#### EXERCISE
Count every line in the entries that contains "episodes". Report that count alone.

┌────────

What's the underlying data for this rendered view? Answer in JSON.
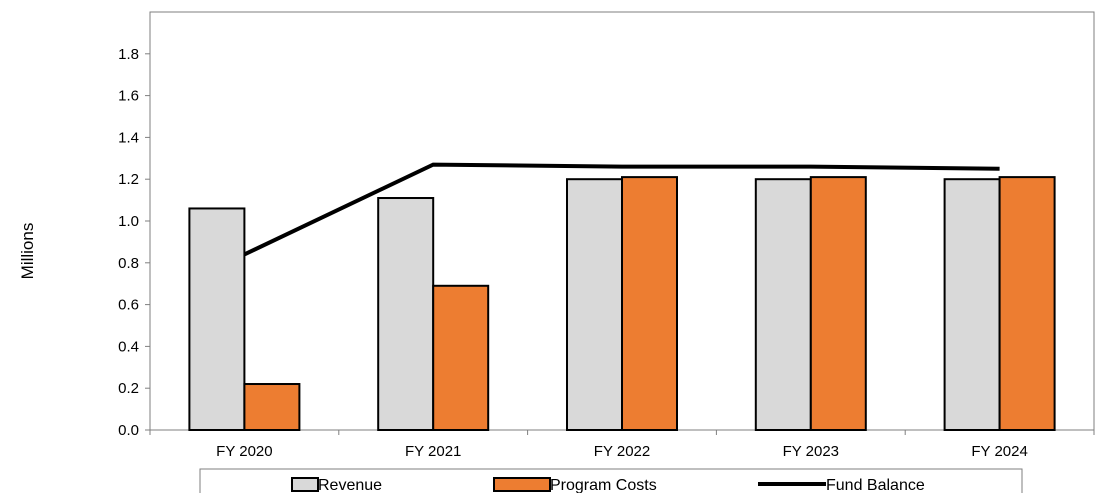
{
  "chart_data": {
    "type": "bar",
    "title": "",
    "xlabel": "",
    "ylabel": "Millions",
    "ylim": [
      0,
      2.0
    ],
    "yticks": [
      0.0,
      0.2,
      0.4,
      0.6,
      0.8,
      1.0,
      1.2,
      1.4,
      1.6,
      1.8
    ],
    "ytick_labels": [
      "0.0",
      "0.2",
      "0.4",
      "0.6",
      "0.8",
      "1.0",
      "1.2",
      "1.4",
      "1.6",
      "1.8"
    ],
    "categories": [
      "FY 2020",
      "FY 2021",
      "FY 2022",
      "FY 2023",
      "FY 2024"
    ],
    "series": [
      {
        "name": "Revenue",
        "kind": "bar",
        "color": "#d9d9d9",
        "values": [
          1.06,
          1.11,
          1.2,
          1.2,
          1.2
        ]
      },
      {
        "name": "Program Costs",
        "kind": "bar",
        "color": "#ed7d31",
        "values": [
          0.22,
          0.69,
          1.21,
          1.21,
          1.21
        ]
      },
      {
        "name": "Fund Balance",
        "kind": "line",
        "color": "#000000",
        "values": [
          0.84,
          1.27,
          1.26,
          1.26,
          1.25
        ]
      }
    ],
    "grid": false,
    "legend": "bottom"
  }
}
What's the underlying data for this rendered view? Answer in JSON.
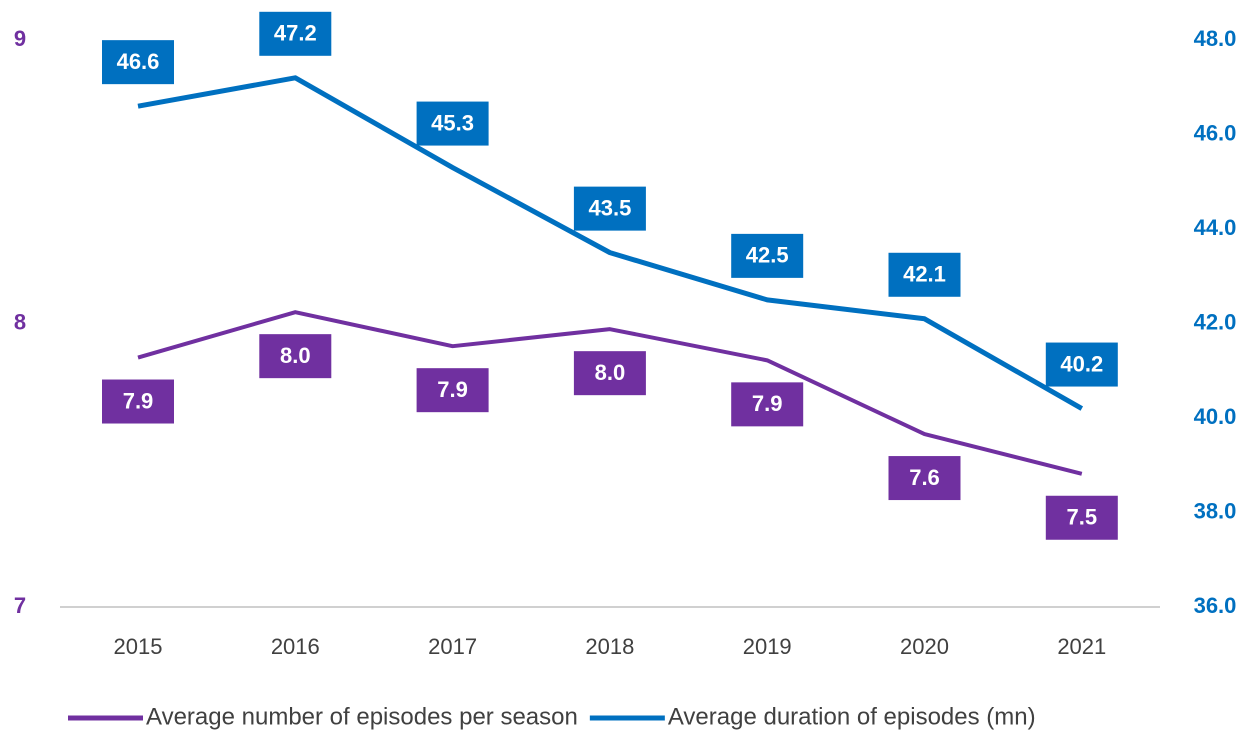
{
  "chart_data": {
    "type": "line",
    "categories": [
      "2015",
      "2016",
      "2017",
      "2018",
      "2019",
      "2020",
      "2021"
    ],
    "series": [
      {
        "name": "Average number of episodes per season",
        "color": "#7030a0",
        "axis": "y",
        "values": [
          7.88,
          8.04,
          7.92,
          7.98,
          7.87,
          7.61,
          7.47
        ],
        "value_labels": [
          "7.9",
          "8.0",
          "7.9",
          "8.0",
          "7.9",
          "7.6",
          "7.5"
        ]
      },
      {
        "name": "Average duration of episodes (mn)",
        "color": "#0070c0",
        "axis": "y2",
        "values": [
          46.6,
          47.2,
          45.3,
          43.5,
          42.5,
          42.1,
          40.2
        ]
      }
    ],
    "ylim": [
      7,
      9
    ],
    "yticks": [
      7,
      8,
      9
    ],
    "y2lim": [
      36,
      48
    ],
    "y2ticks": [
      {
        "value": 36,
        "label": "36.0"
      },
      {
        "value": 38,
        "label": "38.0"
      },
      {
        "value": 40,
        "label": "40.0"
      },
      {
        "value": 42,
        "label": "42.0"
      },
      {
        "value": 44,
        "label": "44.0"
      },
      {
        "value": 46,
        "label": "46.0"
      },
      {
        "value": 48,
        "label": "48.0"
      }
    ],
    "grid": false
  }
}
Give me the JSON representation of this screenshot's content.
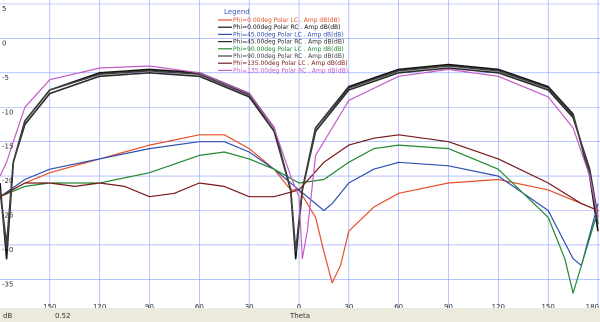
{
  "chart_data": {
    "type": "line",
    "title": "",
    "xlabel": "Theta",
    "ylabel": "",
    "x_axis": {
      "segments": [
        {
          "ticks_desc": [
            180,
            150,
            120,
            90,
            60,
            30,
            0
          ]
        },
        {
          "ticks_asc": [
            0,
            30,
            60,
            90,
            120,
            150,
            180
          ]
        }
      ],
      "tick_labels": [
        "150",
        "120",
        "90",
        "60",
        "30",
        "0",
        "30",
        "60",
        "90",
        "120",
        "150",
        "180"
      ]
    },
    "y_axis": {
      "ylim": [
        -38,
        5
      ],
      "ticks": [
        5,
        0,
        -5,
        -10,
        -15,
        -20,
        -25,
        -30,
        -35
      ],
      "tick_labels": [
        "5",
        "0",
        "-5",
        "-10",
        "-15",
        "-20",
        "-25",
        "-30",
        "-35"
      ]
    },
    "corner_labels": {
      "y_unit": "dB",
      "x_readout": "0.52"
    },
    "grid": true,
    "legend_position": "top-center",
    "legend_title": "Legend",
    "series": [
      {
        "name": "Phi=0.00deg Polar LC . Amp dB(dB)",
        "color": "#e8502a",
        "points": [
          [
            -180,
            -23
          ],
          [
            -165,
            -21
          ],
          [
            -150,
            -19.5
          ],
          [
            -120,
            -17.5
          ],
          [
            -90,
            -15.5
          ],
          [
            -60,
            -14
          ],
          [
            -45,
            -14
          ],
          [
            -30,
            -16
          ],
          [
            -15,
            -19
          ],
          [
            -5,
            -22
          ],
          [
            0,
            -22
          ],
          [
            10,
            -26
          ],
          [
            15,
            -31
          ],
          [
            20,
            -35.5
          ],
          [
            25,
            -33
          ],
          [
            30,
            -28
          ],
          [
            45,
            -24.5
          ],
          [
            60,
            -22.5
          ],
          [
            90,
            -21
          ],
          [
            120,
            -20.5
          ],
          [
            150,
            -22
          ],
          [
            170,
            -24
          ],
          [
            180,
            -25
          ]
        ]
      },
      {
        "name": "Phi=0.00deg Polar RC . Amp dB(dB)",
        "color": "#111111",
        "points": [
          [
            -180,
            -21
          ],
          [
            -176,
            -32
          ],
          [
            -172,
            -18
          ],
          [
            -165,
            -12
          ],
          [
            -150,
            -7.5
          ],
          [
            -120,
            -5
          ],
          [
            -90,
            -4.5
          ],
          [
            -60,
            -5
          ],
          [
            -30,
            -8
          ],
          [
            -15,
            -13
          ],
          [
            -5,
            -22
          ],
          [
            -2,
            -32
          ],
          [
            2,
            -22
          ],
          [
            10,
            -13
          ],
          [
            30,
            -7
          ],
          [
            60,
            -4.5
          ],
          [
            90,
            -3.8
          ],
          [
            120,
            -4.5
          ],
          [
            150,
            -7
          ],
          [
            165,
            -11
          ],
          [
            175,
            -20
          ],
          [
            180,
            -28
          ]
        ]
      },
      {
        "name": "Phi=45.00deg Polar LC . Amp dB(dB)",
        "color": "#3050b0",
        "points": [
          [
            -180,
            -23
          ],
          [
            -165,
            -20.5
          ],
          [
            -150,
            -19
          ],
          [
            -120,
            -17.5
          ],
          [
            -90,
            -16
          ],
          [
            -60,
            -15
          ],
          [
            -45,
            -15
          ],
          [
            -30,
            -16.5
          ],
          [
            -15,
            -19
          ],
          [
            0,
            -22
          ],
          [
            10,
            -24
          ],
          [
            15,
            -25
          ],
          [
            20,
            -24
          ],
          [
            30,
            -21
          ],
          [
            45,
            -19
          ],
          [
            60,
            -18
          ],
          [
            90,
            -18.5
          ],
          [
            120,
            -20
          ],
          [
            150,
            -25
          ],
          [
            165,
            -32
          ],
          [
            170,
            -33
          ],
          [
            180,
            -24
          ]
        ]
      },
      {
        "name": "Phi=45.00deg Polar RC . Amp dB(dB)",
        "color": "#2a2a2a",
        "points": [
          [
            -180,
            -22
          ],
          [
            -176,
            -30
          ],
          [
            -172,
            -18
          ],
          [
            -165,
            -12.5
          ],
          [
            -150,
            -8
          ],
          [
            -120,
            -5.5
          ],
          [
            -90,
            -5
          ],
          [
            -60,
            -5.5
          ],
          [
            -30,
            -8.5
          ],
          [
            -15,
            -13.5
          ],
          [
            -5,
            -22
          ],
          [
            -2,
            -31
          ],
          [
            2,
            -22
          ],
          [
            10,
            -13.5
          ],
          [
            30,
            -7.5
          ],
          [
            60,
            -5
          ],
          [
            90,
            -4.3
          ],
          [
            120,
            -5
          ],
          [
            150,
            -7.5
          ],
          [
            165,
            -11.5
          ],
          [
            175,
            -19
          ],
          [
            180,
            -26
          ]
        ]
      },
      {
        "name": "Phi=90.00deg Polar LC . Amp dB(dB)",
        "color": "#208a30",
        "points": [
          [
            -180,
            -23
          ],
          [
            -165,
            -21.5
          ],
          [
            -150,
            -21
          ],
          [
            -120,
            -21
          ],
          [
            -90,
            -19.5
          ],
          [
            -60,
            -17
          ],
          [
            -45,
            -16.5
          ],
          [
            -30,
            -17.5
          ],
          [
            -15,
            -19
          ],
          [
            0,
            -21
          ],
          [
            15,
            -20.5
          ],
          [
            30,
            -18
          ],
          [
            45,
            -16
          ],
          [
            60,
            -15.5
          ],
          [
            90,
            -16
          ],
          [
            120,
            -19
          ],
          [
            150,
            -26
          ],
          [
            160,
            -32
          ],
          [
            165,
            -37
          ],
          [
            170,
            -33
          ],
          [
            180,
            -25
          ]
        ]
      },
      {
        "name": "Phi=90.00deg Polar RC . Amp dB(dB)",
        "color": "#404040",
        "points": [
          [
            -180,
            -22
          ],
          [
            -176,
            -30.5
          ],
          [
            -172,
            -18
          ],
          [
            -165,
            -12
          ],
          [
            -150,
            -7.5
          ],
          [
            -120,
            -5.2
          ],
          [
            -90,
            -4.7
          ],
          [
            -60,
            -5.2
          ],
          [
            -30,
            -8.2
          ],
          [
            -15,
            -13
          ],
          [
            -5,
            -22
          ],
          [
            -2,
            -31
          ],
          [
            2,
            -22
          ],
          [
            10,
            -13
          ],
          [
            30,
            -7.2
          ],
          [
            60,
            -4.7
          ],
          [
            90,
            -4
          ],
          [
            120,
            -4.7
          ],
          [
            150,
            -7.2
          ],
          [
            165,
            -11.2
          ],
          [
            175,
            -19.5
          ],
          [
            180,
            -27
          ]
        ]
      },
      {
        "name": "Phi=135.00deg Polar LC . Amp dB(dB)",
        "color": "#7a1818",
        "points": [
          [
            -180,
            -23
          ],
          [
            -165,
            -21
          ],
          [
            -150,
            -21
          ],
          [
            -135,
            -21.5
          ],
          [
            -120,
            -21
          ],
          [
            -105,
            -21.5
          ],
          [
            -90,
            -23
          ],
          [
            -75,
            -22.5
          ],
          [
            -60,
            -21
          ],
          [
            -45,
            -21.5
          ],
          [
            -30,
            -23
          ],
          [
            -15,
            -23
          ],
          [
            0,
            -22
          ],
          [
            15,
            -18
          ],
          [
            30,
            -15.5
          ],
          [
            45,
            -14.5
          ],
          [
            60,
            -14
          ],
          [
            90,
            -15
          ],
          [
            120,
            -17.5
          ],
          [
            150,
            -21
          ],
          [
            170,
            -24
          ],
          [
            180,
            -25
          ]
        ]
      },
      {
        "name": "Phi=135.00deg Polar RC . Amp dB(dB)",
        "color": "#c45cc8",
        "points": [
          [
            -180,
            -20
          ],
          [
            -176,
            -18
          ],
          [
            -172,
            -15
          ],
          [
            -165,
            -10
          ],
          [
            -150,
            -6
          ],
          [
            -120,
            -4.3
          ],
          [
            -90,
            -4
          ],
          [
            -60,
            -5
          ],
          [
            -30,
            -8
          ],
          [
            -15,
            -13
          ],
          [
            -5,
            -20
          ],
          [
            0,
            -23
          ],
          [
            2,
            -32
          ],
          [
            5,
            -28
          ],
          [
            10,
            -17
          ],
          [
            30,
            -9
          ],
          [
            60,
            -5.5
          ],
          [
            90,
            -4.5
          ],
          [
            120,
            -5.5
          ],
          [
            150,
            -8.5
          ],
          [
            165,
            -13
          ],
          [
            175,
            -20
          ],
          [
            180,
            -26
          ]
        ]
      }
    ]
  }
}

└────────

#### ANSWER TO THIS TASK
2